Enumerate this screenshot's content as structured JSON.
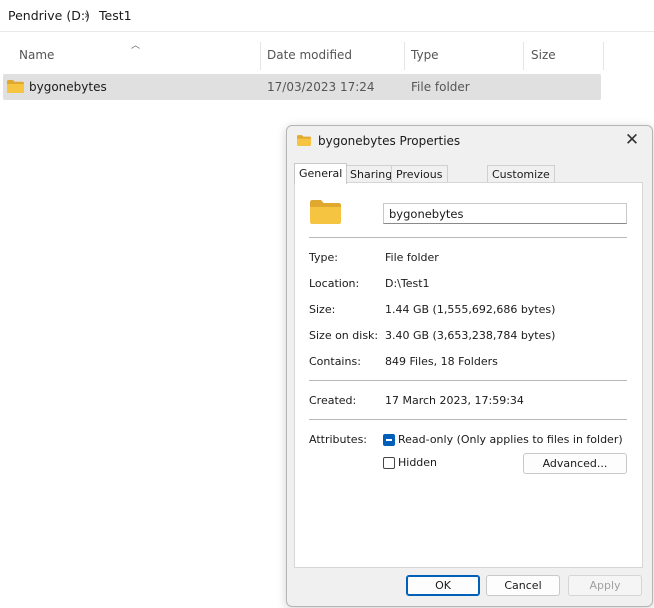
{
  "breadcrumb": {
    "items": [
      "Pendrive (D:)",
      "Test1"
    ],
    "separator": "›"
  },
  "columns": {
    "name": "Name",
    "date": "Date modified",
    "type": "Type",
    "size": "Size"
  },
  "files": [
    {
      "name": "bygonebytes",
      "date": "17/03/2023 17:24",
      "type": "File folder",
      "size": ""
    }
  ],
  "dialog": {
    "title": "bygonebytes Properties",
    "close_label": "✕",
    "tabs": [
      "General",
      "Sharing",
      "Previous Versions",
      "Customize"
    ],
    "name_value": "bygonebytes",
    "props": {
      "type_label": "Type:",
      "type_value": "File folder",
      "location_label": "Location:",
      "location_value": "D:\\Test1",
      "size_label": "Size:",
      "size_value": "1.44 GB (1,555,692,686 bytes)",
      "size_on_disk_label": "Size on disk:",
      "size_on_disk_value": "3.40 GB (3,653,238,784 bytes)",
      "contains_label": "Contains:",
      "contains_value": "849 Files, 18 Folders",
      "created_label": "Created:",
      "created_value": "17 March 2023, 17:59:34"
    },
    "attributes": {
      "label": "Attributes:",
      "readonly_label": "Read-only (Only applies to files in folder)",
      "hidden_label": "Hidden",
      "advanced_label": "Advanced..."
    },
    "buttons": {
      "ok": "OK",
      "cancel": "Cancel",
      "apply": "Apply"
    }
  },
  "colors": {
    "folder": "#f5c542",
    "folder_dark": "#e0a82e",
    "accent": "#005fb8"
  }
}
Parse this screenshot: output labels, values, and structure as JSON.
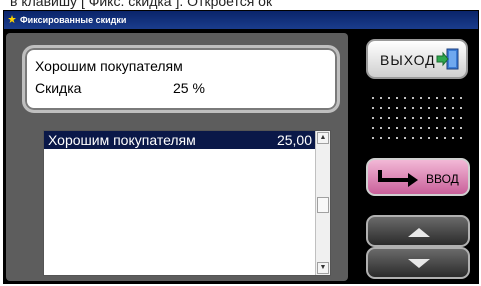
{
  "above_text": "в клавишу [ Фикс. скидка ]. Откроется ок",
  "window": {
    "title": "Фиксированные скидки"
  },
  "info": {
    "line1": "Хорошим покупателям",
    "label2": "Скидка",
    "value2": "25 %"
  },
  "list": {
    "rows": [
      {
        "name": "Хорошим покупателям",
        "value": "25,00"
      }
    ]
  },
  "buttons": {
    "exit_label": "ВЫХОД",
    "enter_label": "ВВОД"
  },
  "colors": {
    "selection": "#0a1848",
    "enter": "#c9609a",
    "panel": "#5d5d5d"
  }
}
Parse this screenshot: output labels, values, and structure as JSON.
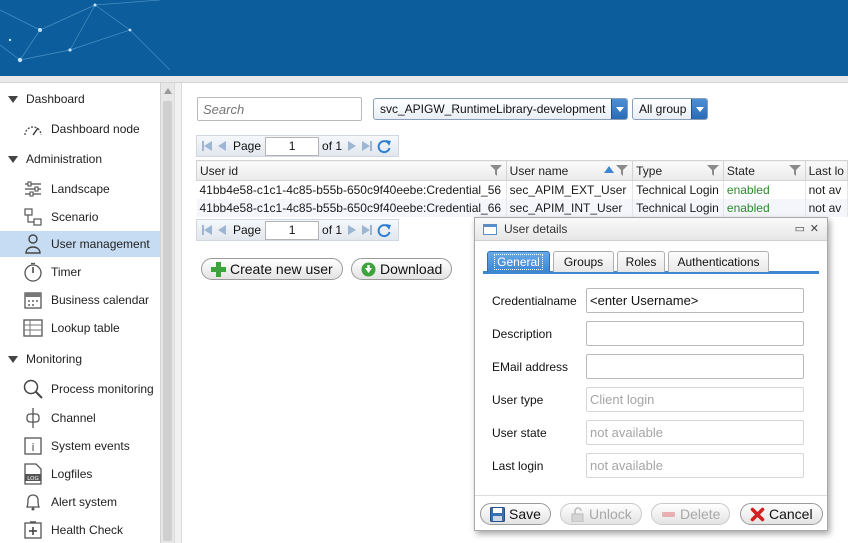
{
  "sidebar": {
    "sections": [
      {
        "label": "Dashboard",
        "items": [
          {
            "label": "Dashboard node",
            "icon": "gauge-icon"
          }
        ]
      },
      {
        "label": "Administration",
        "items": [
          {
            "label": "Landscape",
            "icon": "sliders-icon"
          },
          {
            "label": "Scenario",
            "icon": "scenario-icon"
          },
          {
            "label": "User management",
            "icon": "user-icon"
          },
          {
            "label": "Timer",
            "icon": "timer-icon"
          },
          {
            "label": "Business calendar",
            "icon": "calendar-icon"
          },
          {
            "label": "Lookup table",
            "icon": "table-icon"
          }
        ]
      },
      {
        "label": "Monitoring",
        "items": [
          {
            "label": "Process monitoring",
            "icon": "magnifier-icon"
          },
          {
            "label": "Channel",
            "icon": "channel-icon"
          },
          {
            "label": "System events",
            "icon": "info-icon"
          },
          {
            "label": "Logfiles",
            "icon": "log-icon"
          },
          {
            "label": "Alert system",
            "icon": "bell-icon"
          },
          {
            "label": "Health Check",
            "icon": "health-icon"
          }
        ]
      }
    ],
    "active_item": "User management"
  },
  "toolbar": {
    "search_placeholder": "Search",
    "library_select": "svc_APIGW_RuntimeLibrary-development",
    "group_select": "All group"
  },
  "pager_top": {
    "page_label": "Page",
    "page_value": "1",
    "of_label": "of 1"
  },
  "pager_bottom": {
    "page_label": "Page",
    "page_value": "1",
    "of_label": "of 1"
  },
  "grid": {
    "columns": [
      "User id",
      "User name",
      "Type",
      "State",
      "Last lo"
    ],
    "rows": [
      {
        "user_id": "41bb4e58-c1c1-4c85-b55b-650c9f40eebe:Credential_56",
        "user_name": "sec_APIM_EXT_User",
        "type": "Technical Login",
        "state": "enabled",
        "last": "not av"
      },
      {
        "user_id": "41bb4e58-c1c1-4c85-b55b-650c9f40eebe:Credential_66",
        "user_name": "sec_APIM_INT_User",
        "type": "Technical Login",
        "state": "enabled",
        "last": "not av"
      }
    ]
  },
  "actions": {
    "create_label": "Create new user",
    "download_label": "Download"
  },
  "dialog": {
    "title": "User details",
    "tabs": [
      "General",
      "Groups",
      "Roles",
      "Authentications"
    ],
    "active_tab": "General",
    "fields": {
      "credentialname": {
        "label": "Credentialname",
        "value": "<enter Username>"
      },
      "description": {
        "label": "Description",
        "value": ""
      },
      "email": {
        "label": "EMail address",
        "value": ""
      },
      "user_type": {
        "label": "User type",
        "value": "Client login"
      },
      "user_state": {
        "label": "User state",
        "value": "not available"
      },
      "last_login": {
        "label": "Last login",
        "value": "not available"
      }
    },
    "buttons": {
      "save": "Save",
      "unlock": "Unlock",
      "delete": "Delete",
      "cancel": "Cancel"
    }
  },
  "colors": {
    "header_blue": "#0b5e9b",
    "accent_blue": "#3d86d0",
    "selection": "#c6dcf2",
    "enabled_green": "#2a8a2a"
  }
}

**Work to be completed:** Go through the material above and print all of it exactly, except the pictures.

**Output below:**
Enumerate this screenshot's content as structured JSON.
{
  "breadcrumb": {
    "items": [
      "Pendrive (D:)",
      "Test1"
    ],
    "separator": "›"
  },
  "columns": {
    "name": "Name",
    "date": "Date modified",
    "type": "Type",
    "size": "Size"
  },
  "files": [
    {
      "name": "bygonebytes",
      "date": "17/03/2023 17:24",
      "type": "File folder",
      "size": ""
    }
  ],
  "dialog": {
    "title": "bygonebytes Properties",
    "close_label": "✕",
    "tabs": [
      "General",
      "Sharing",
      "Previous Versions",
      "Customize"
    ],
    "name_value": "bygonebytes",
    "props": {
      "type_label": "Type:",
      "type_value": "File folder",
      "location_label": "Location:",
      "location_value": "D:\\Test1",
      "size_label": "Size:",
      "size_value": "1.44 GB (1,555,692,686 bytes)",
      "size_on_disk_label": "Size on disk:",
      "size_on_disk_value": "3.40 GB (3,653,238,784 bytes)",
      "contains_label": "Contains:",
      "contains_value": "849 Files, 18 Folders",
      "created_label": "Created:",
      "created_value": "17 March 2023, 17:59:34"
    },
    "attributes": {
      "label": "Attributes:",
      "readonly_label": "Read-only (Only applies to files in folder)",
      "hidden_label": "Hidden",
      "advanced_label": "Advanced..."
    },
    "buttons": {
      "ok": "OK",
      "cancel": "Cancel",
      "apply": "Apply"
    }
  },
  "colors": {
    "folder": "#f5c542",
    "folder_dark": "#e0a82e",
    "accent": "#005fb8"
  }
}
Parse this screenshot: output labels, values, and structure as JSON.
{
  "above_text": "в клавишу [ Фикс. скидка ]. Откроется ок",
  "window": {
    "title": "Фиксированные скидки"
  },
  "info": {
    "line1": "Хорошим покупателям",
    "label2": "Скидка",
    "value2": "25 %"
  },
  "list": {
    "rows": [
      {
        "name": "Хорошим покупателям",
        "value": "25,00"
      }
    ]
  },
  "buttons": {
    "exit_label": "ВЫХОД",
    "enter_label": "ВВОД"
  },
  "colors": {
    "selection": "#0a1848",
    "enter": "#c9609a",
    "panel": "#5d5d5d"
  }
}
Parse this screenshot: output labels, values, and structure as JSON.
{
  "sidebar": {
    "sections": [
      {
        "label": "Dashboard",
        "items": [
          {
            "label": "Dashboard node",
            "icon": "gauge-icon"
          }
        ]
      },
      {
        "label": "Administration",
        "items": [
          {
            "label": "Landscape",
            "icon": "sliders-icon"
          },
          {
            "label": "Scenario",
            "icon": "scenario-icon"
          },
          {
            "label": "User management",
            "icon": "user-icon"
          },
          {
            "label": "Timer",
            "icon": "timer-icon"
          },
          {
            "label": "Business calendar",
            "icon": "calendar-icon"
          },
          {
            "label": "Lookup table",
            "icon": "table-icon"
          }
        ]
      },
      {
        "label": "Monitoring",
        "items": [
          {
            "label": "Process monitoring",
            "icon": "magnifier-icon"
          },
          {
            "label": "Channel",
            "icon": "channel-icon"
          },
          {
            "label": "System events",
            "icon": "info-icon"
          },
          {
            "label": "Logfiles",
            "icon": "log-icon"
          },
          {
            "label": "Alert system",
            "icon": "bell-icon"
          },
          {
            "label": "Health Check",
            "icon": "health-icon"
          }
        ]
      }
    ],
    "active_item": "User management"
  },
  "toolbar": {
    "search_placeholder": "Search",
    "library_select": "svc_APIGW_RuntimeLibrary-development",
    "group_select": "All group"
  },
  "pager_top": {
    "page_label": "Page",
    "page_value": "1",
    "of_label": "of 1"
  },
  "pager_bottom": {
    "page_label": "Page",
    "page_value": "1",
    "of_label": "of 1"
  },
  "grid": {
    "columns": [
      "User id",
      "User name",
      "Type",
      "State",
      "Last lo"
    ],
    "rows": [
      {
        "user_id": "41bb4e58-c1c1-4c85-b55b-650c9f40eebe:Credential_56",
        "user_name": "sec_APIM_EXT_User",
        "type": "Technical Login",
        "state": "enabled",
        "last": "not av"
      },
      {
        "user_id": "41bb4e58-c1c1-4c85-b55b-650c9f40eebe:Credential_66",
        "user_name": "sec_APIM_INT_User",
        "type": "Technical Login",
        "state": "enabled",
        "last": "not av"
      }
    ]
  },
  "actions": {
    "create_label": "Create new user",
    "download_label": "Download"
  },
  "dialog": {
    "title": "User details",
    "tabs": [
      "General",
      "Groups",
      "Roles",
      "Authentications"
    ],
    "active_tab": "General",
    "fields": {
      "credentialname": {
        "label": "Credentialname",
        "value": "<enter Username>"
      },
      "description": {
        "label": "Description",
        "value": ""
      },
      "email": {
        "label": "EMail address",
        "value": ""
      },
      "user_type": {
        "label": "User type",
        "value": "Client login"
      },
      "user_state": {
        "label": "User state",
        "value": "not available"
      },
      "last_login": {
        "label": "Last login",
        "value": "not available"
      }
    },
    "buttons": {
      "save": "Save",
      "unlock": "Unlock",
      "delete": "Delete",
      "cancel": "Cancel"
    }
  },
  "colors": {
    "header_blue": "#0b5e9b",
    "accent_blue": "#3d86d0",
    "selection": "#c6dcf2",
    "enabled_green": "#2a8a2a"
  }
}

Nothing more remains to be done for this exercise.